* Data for the task *

• • •

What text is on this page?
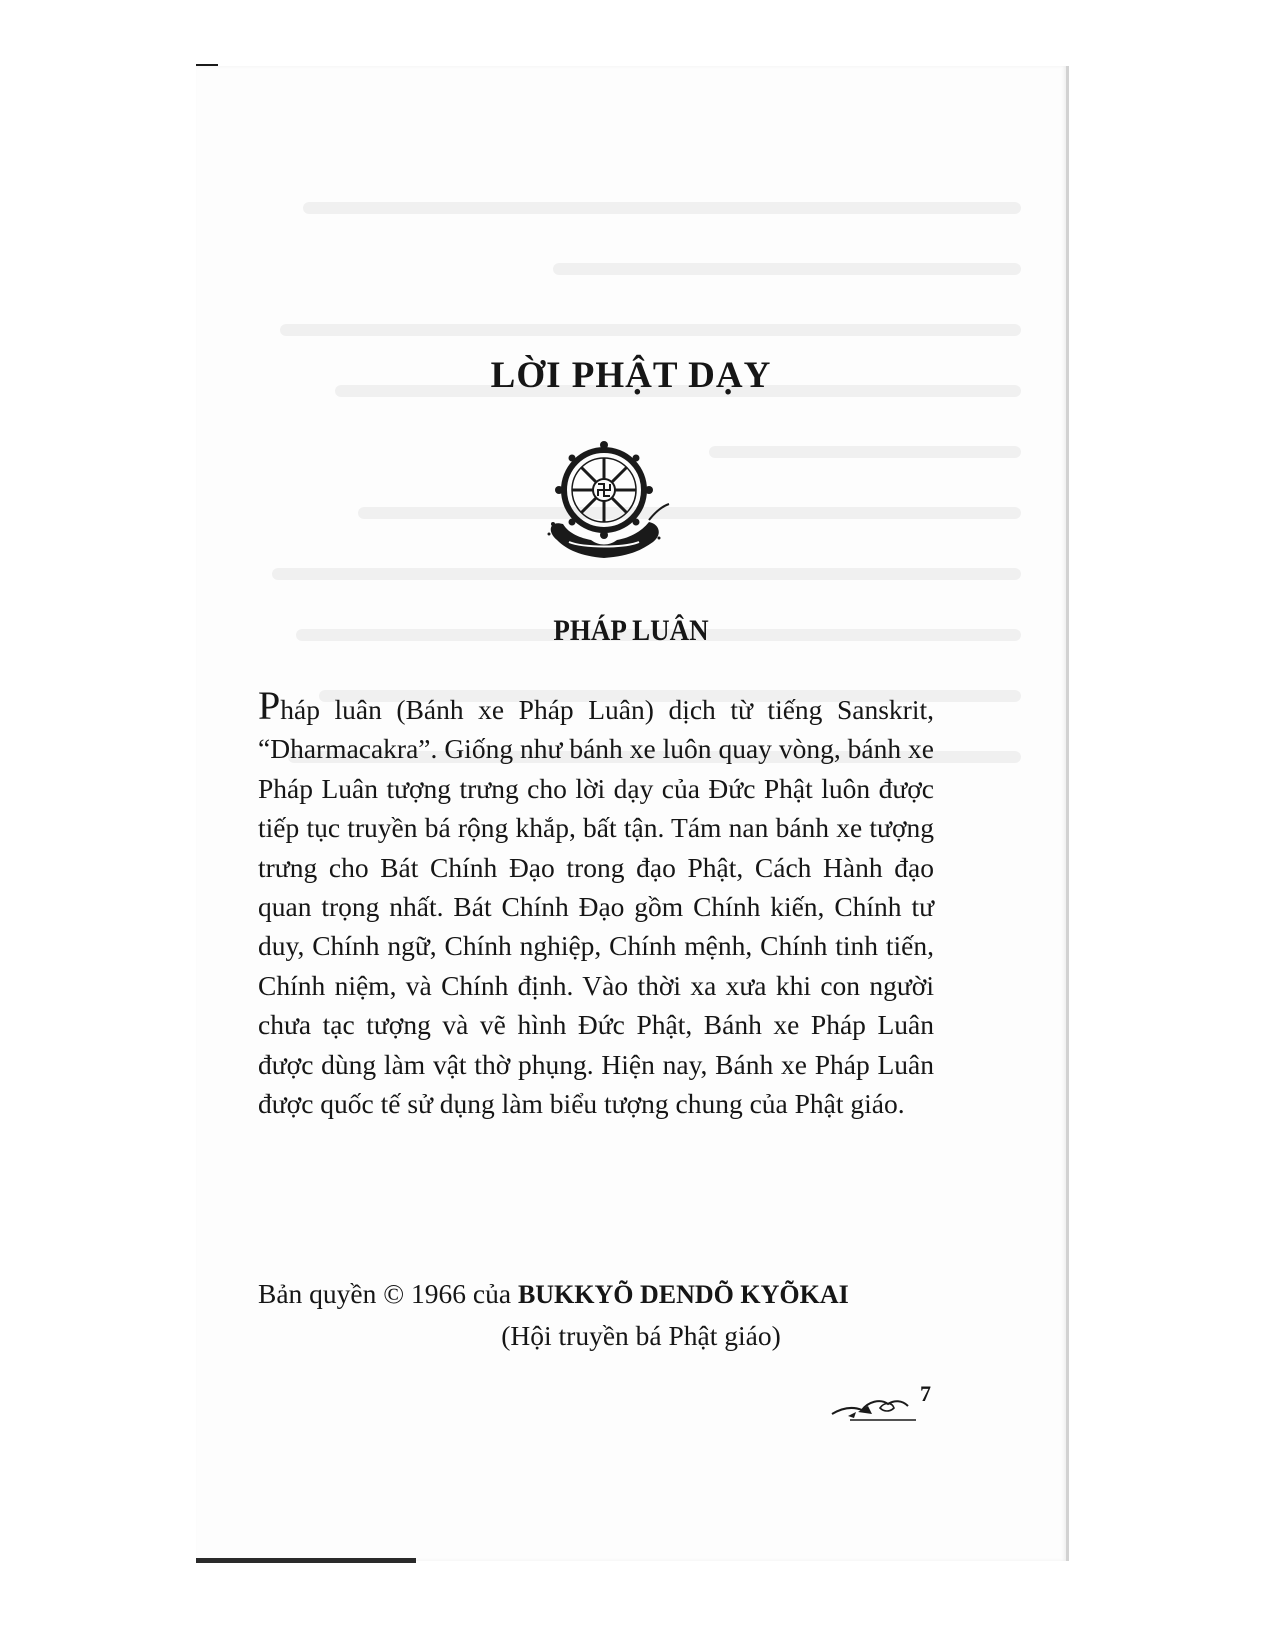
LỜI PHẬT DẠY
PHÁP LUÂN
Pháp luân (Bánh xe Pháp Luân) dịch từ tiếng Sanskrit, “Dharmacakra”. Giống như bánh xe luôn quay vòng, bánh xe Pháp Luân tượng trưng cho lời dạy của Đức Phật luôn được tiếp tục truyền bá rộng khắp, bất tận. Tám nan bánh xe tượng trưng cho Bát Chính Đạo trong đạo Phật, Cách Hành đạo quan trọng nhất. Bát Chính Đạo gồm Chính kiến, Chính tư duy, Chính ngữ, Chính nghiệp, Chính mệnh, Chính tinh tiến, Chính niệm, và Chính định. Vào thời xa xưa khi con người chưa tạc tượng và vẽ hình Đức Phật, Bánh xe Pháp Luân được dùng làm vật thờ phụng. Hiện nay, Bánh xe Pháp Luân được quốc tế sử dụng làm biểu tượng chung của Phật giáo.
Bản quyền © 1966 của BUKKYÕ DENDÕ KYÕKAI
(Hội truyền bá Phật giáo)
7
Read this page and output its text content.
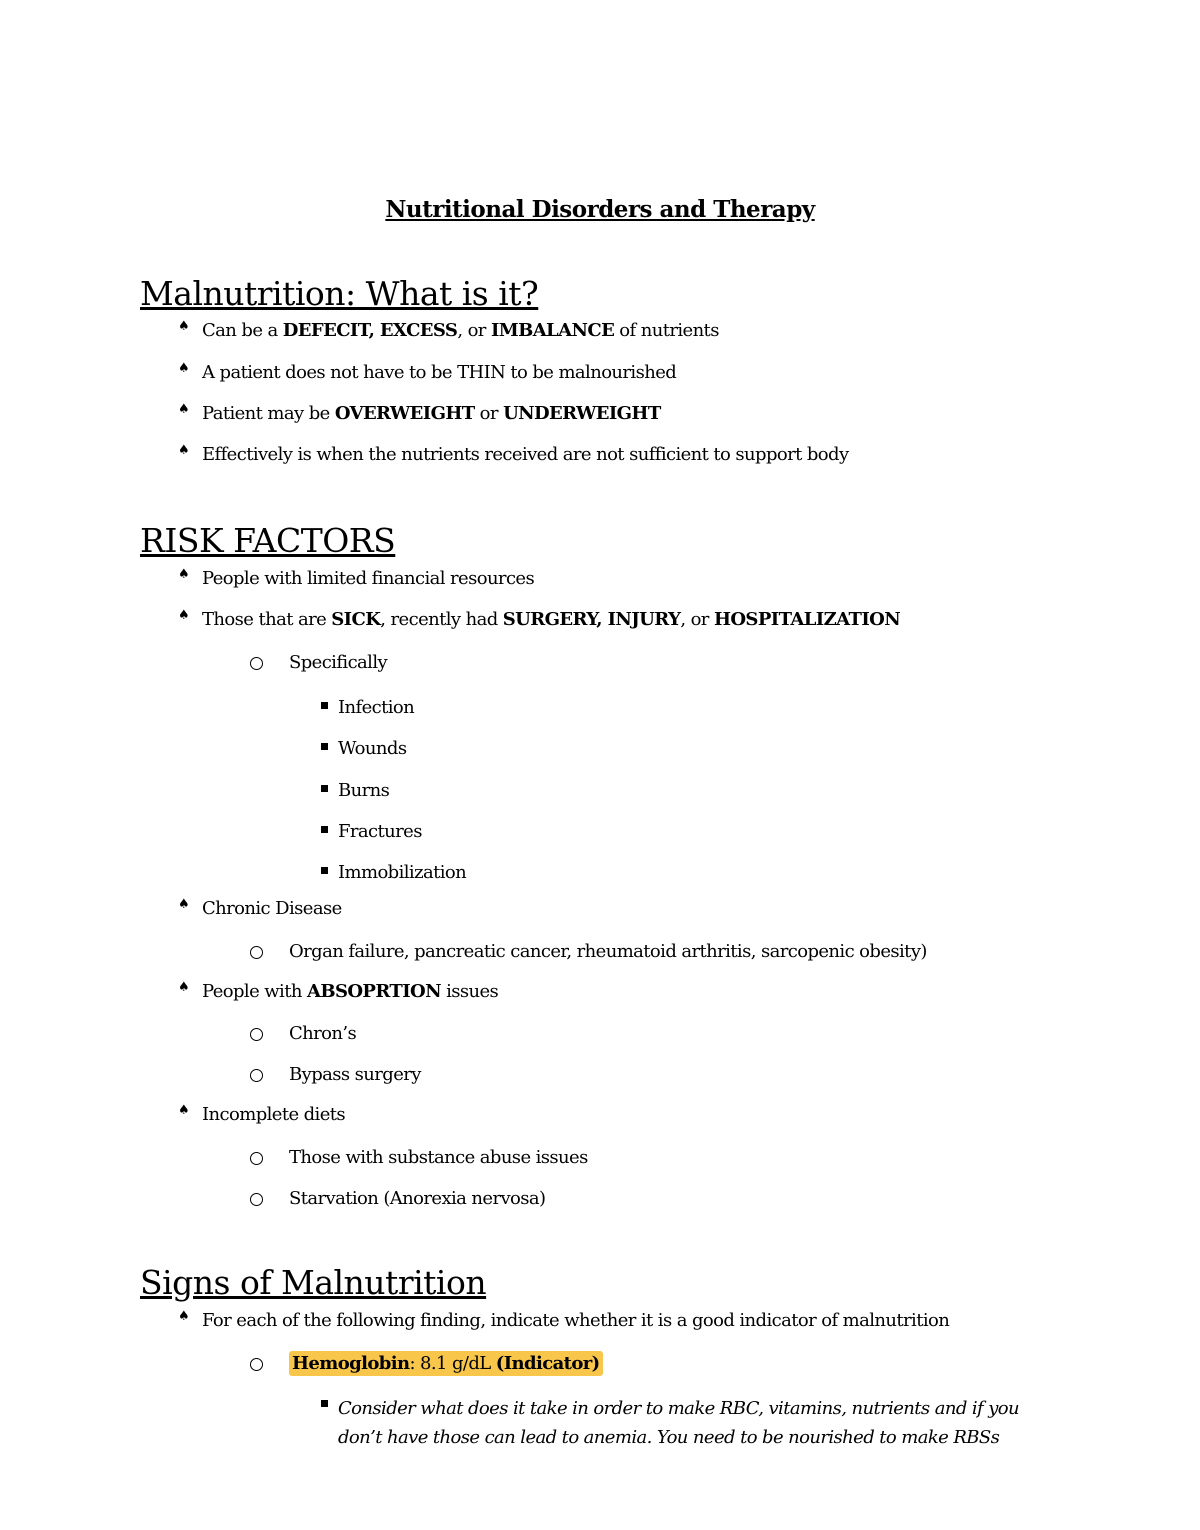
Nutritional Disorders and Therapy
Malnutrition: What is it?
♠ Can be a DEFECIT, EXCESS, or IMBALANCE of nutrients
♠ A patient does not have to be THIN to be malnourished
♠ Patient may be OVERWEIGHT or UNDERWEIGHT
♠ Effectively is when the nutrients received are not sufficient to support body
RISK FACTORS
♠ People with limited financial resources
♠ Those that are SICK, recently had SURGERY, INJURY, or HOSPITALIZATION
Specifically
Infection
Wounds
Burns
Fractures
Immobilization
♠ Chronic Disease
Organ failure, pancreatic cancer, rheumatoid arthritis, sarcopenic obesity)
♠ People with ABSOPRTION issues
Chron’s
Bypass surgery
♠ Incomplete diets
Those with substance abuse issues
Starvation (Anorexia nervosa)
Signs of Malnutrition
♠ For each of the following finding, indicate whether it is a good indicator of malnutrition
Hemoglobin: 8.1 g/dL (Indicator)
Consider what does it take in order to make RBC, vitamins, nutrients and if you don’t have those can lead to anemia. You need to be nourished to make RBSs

• • •

Retype, word for word, only the lines from the line with "Read this page and output its text content." to the final line of the listing above; the pictures do not belong in the copy.

* Output for this exercise *
Read this page and output its text content.
Nutritional Disorders and Therapy
Malnutrition: What is it?
♠ Can be a DEFECIT, EXCESS, or IMBALANCE of nutrients
♠ A patient does not have to be THIN to be malnourished
♠ Patient may be OVERWEIGHT or UNDERWEIGHT
♠ Effectively is when the nutrients received are not sufficient to support body
RISK FACTORS
♠ People with limited financial resources
♠ Those that are SICK, recently had SURGERY, INJURY, or HOSPITALIZATION
Specifically
Infection
Wounds
Burns
Fractures
Immobilization
♠ Chronic Disease
Organ failure, pancreatic cancer, rheumatoid arthritis, sarcopenic obesity)
♠ People with ABSOPRTION issues
Chron’s
Bypass surgery
♠ Incomplete diets
Those with substance abuse issues
Starvation (Anorexia nervosa)
Signs of Malnutrition
♠ For each of the following finding, indicate whether it is a good indicator of malnutrition
Hemoglobin: 8.1 g/dL (Indicator)
Consider what does it take in order to make RBC, vitamins, nutrients and if you don’t have those can lead to anemia. You need to be nourished to make RBSs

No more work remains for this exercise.